(Dataset items)
↓

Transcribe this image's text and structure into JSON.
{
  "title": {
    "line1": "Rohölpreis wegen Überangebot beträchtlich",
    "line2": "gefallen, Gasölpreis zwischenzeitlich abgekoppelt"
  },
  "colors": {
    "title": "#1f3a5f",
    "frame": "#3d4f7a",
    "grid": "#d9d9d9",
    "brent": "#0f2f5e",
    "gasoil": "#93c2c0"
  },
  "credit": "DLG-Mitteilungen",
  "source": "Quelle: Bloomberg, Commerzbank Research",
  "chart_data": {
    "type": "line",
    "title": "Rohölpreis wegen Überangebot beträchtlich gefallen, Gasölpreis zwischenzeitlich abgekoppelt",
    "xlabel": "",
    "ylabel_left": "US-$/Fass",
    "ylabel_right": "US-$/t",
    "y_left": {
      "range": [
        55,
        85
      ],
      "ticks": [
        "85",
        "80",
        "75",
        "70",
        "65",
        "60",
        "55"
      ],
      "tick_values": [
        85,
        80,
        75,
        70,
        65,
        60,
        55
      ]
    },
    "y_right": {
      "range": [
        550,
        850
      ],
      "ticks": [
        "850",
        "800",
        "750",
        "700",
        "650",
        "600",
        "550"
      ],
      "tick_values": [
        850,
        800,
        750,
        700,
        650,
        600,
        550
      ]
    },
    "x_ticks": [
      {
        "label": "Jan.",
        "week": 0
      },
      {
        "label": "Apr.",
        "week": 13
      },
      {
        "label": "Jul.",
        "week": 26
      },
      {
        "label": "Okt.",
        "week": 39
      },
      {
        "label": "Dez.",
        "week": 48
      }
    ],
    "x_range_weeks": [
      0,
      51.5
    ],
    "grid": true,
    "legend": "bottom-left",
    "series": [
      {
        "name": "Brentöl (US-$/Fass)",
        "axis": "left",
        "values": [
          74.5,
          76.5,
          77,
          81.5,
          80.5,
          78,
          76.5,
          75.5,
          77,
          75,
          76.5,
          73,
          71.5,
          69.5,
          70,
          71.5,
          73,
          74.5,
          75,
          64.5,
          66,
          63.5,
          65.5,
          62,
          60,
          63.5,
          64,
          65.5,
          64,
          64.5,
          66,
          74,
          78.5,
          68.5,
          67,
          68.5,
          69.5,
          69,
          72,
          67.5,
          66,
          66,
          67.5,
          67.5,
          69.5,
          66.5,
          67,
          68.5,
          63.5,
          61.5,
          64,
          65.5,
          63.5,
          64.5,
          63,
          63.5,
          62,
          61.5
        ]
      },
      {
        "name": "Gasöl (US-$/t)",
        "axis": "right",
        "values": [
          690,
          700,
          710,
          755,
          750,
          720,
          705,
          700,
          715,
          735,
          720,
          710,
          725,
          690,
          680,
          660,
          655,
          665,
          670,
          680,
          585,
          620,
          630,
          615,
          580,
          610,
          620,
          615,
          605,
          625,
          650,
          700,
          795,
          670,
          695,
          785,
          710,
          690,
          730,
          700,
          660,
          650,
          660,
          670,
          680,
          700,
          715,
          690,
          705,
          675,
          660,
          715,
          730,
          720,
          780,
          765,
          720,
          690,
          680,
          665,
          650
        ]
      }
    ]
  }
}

↑

Give only the count of lines in the data that include the string "wegen".

2